--- start Data supplied ---

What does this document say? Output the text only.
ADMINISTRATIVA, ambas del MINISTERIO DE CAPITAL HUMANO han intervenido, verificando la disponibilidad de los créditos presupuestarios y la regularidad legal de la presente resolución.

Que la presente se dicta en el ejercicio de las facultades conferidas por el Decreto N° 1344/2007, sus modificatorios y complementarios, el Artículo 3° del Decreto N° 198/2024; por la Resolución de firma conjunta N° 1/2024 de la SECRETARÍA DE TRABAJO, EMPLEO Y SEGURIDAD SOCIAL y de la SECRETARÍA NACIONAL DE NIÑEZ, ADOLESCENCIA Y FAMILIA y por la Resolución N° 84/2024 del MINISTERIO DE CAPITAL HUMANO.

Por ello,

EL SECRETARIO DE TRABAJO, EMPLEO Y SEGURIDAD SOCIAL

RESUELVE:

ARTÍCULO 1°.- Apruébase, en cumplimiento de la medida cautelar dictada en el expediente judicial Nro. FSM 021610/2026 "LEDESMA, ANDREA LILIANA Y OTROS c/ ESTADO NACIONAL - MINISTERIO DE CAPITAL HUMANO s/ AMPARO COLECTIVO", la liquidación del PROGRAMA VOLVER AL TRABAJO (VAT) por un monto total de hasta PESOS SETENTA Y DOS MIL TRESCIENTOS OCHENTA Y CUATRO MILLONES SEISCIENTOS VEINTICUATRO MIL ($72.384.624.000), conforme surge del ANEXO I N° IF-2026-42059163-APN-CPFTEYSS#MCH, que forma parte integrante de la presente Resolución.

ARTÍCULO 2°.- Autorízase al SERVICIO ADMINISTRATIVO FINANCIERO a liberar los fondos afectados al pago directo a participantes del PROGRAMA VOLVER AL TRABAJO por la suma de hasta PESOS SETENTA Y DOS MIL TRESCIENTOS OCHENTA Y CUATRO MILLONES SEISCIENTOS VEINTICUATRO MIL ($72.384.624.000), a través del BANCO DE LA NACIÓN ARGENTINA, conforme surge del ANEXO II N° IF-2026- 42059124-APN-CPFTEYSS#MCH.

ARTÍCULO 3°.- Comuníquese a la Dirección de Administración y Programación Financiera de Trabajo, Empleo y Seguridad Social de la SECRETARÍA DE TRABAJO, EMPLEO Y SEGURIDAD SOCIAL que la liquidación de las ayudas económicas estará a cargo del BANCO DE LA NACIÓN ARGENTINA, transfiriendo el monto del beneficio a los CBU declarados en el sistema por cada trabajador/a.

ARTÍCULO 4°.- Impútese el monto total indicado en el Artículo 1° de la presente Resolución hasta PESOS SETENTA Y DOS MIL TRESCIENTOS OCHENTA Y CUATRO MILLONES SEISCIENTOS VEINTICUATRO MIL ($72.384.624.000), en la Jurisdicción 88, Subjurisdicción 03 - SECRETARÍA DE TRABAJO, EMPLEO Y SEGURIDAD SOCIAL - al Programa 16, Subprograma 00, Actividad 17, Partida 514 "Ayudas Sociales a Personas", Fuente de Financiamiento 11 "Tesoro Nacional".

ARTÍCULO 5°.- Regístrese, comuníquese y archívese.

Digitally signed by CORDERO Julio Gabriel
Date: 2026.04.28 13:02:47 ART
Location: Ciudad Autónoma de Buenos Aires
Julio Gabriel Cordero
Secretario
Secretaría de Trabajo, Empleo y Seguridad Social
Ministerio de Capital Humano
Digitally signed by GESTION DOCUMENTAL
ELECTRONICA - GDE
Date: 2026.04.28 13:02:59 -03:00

--- end Data supplied ---
--- start Data supplied ---

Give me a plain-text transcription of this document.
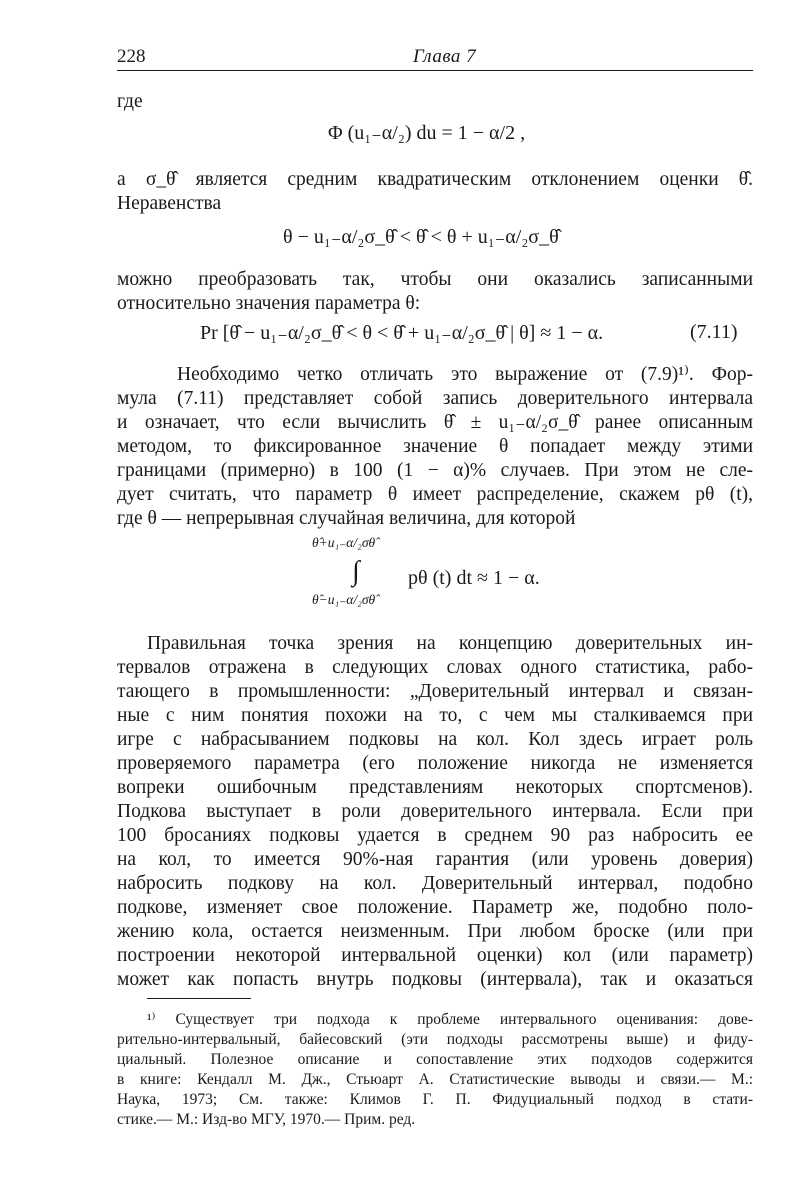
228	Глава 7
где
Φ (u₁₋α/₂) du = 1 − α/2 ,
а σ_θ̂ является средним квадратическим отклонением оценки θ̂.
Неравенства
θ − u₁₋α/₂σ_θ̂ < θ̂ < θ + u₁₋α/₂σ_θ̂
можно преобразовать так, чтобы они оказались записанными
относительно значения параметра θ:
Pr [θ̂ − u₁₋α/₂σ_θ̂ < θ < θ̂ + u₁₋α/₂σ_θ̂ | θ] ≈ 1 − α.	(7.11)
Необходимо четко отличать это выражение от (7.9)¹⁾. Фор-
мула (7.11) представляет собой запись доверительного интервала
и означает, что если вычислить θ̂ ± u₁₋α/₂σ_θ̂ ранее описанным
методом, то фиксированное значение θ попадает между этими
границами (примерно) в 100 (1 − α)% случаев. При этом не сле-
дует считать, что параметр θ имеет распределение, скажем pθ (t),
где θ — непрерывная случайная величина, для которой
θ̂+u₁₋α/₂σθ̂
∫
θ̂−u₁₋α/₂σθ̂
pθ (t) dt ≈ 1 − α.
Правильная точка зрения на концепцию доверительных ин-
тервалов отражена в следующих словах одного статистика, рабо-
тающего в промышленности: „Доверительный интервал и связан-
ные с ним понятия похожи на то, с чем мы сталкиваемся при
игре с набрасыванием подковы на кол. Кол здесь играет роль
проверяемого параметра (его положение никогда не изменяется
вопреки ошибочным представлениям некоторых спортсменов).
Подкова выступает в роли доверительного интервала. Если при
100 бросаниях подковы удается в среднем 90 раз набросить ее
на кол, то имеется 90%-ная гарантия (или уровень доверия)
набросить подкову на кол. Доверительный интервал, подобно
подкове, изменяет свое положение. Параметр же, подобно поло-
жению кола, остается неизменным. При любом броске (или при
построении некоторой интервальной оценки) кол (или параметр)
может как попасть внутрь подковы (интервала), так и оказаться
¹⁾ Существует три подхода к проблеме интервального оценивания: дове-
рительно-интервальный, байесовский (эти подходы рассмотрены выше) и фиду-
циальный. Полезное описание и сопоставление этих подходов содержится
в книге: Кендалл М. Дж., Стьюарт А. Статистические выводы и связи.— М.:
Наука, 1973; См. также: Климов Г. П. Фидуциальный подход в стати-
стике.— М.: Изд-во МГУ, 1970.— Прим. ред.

--- end Data supplied ---

> **Task statement**
Work through the listing above and report how many lines include the string "ARGENTINA", with no other text.

> **Result of the task**
2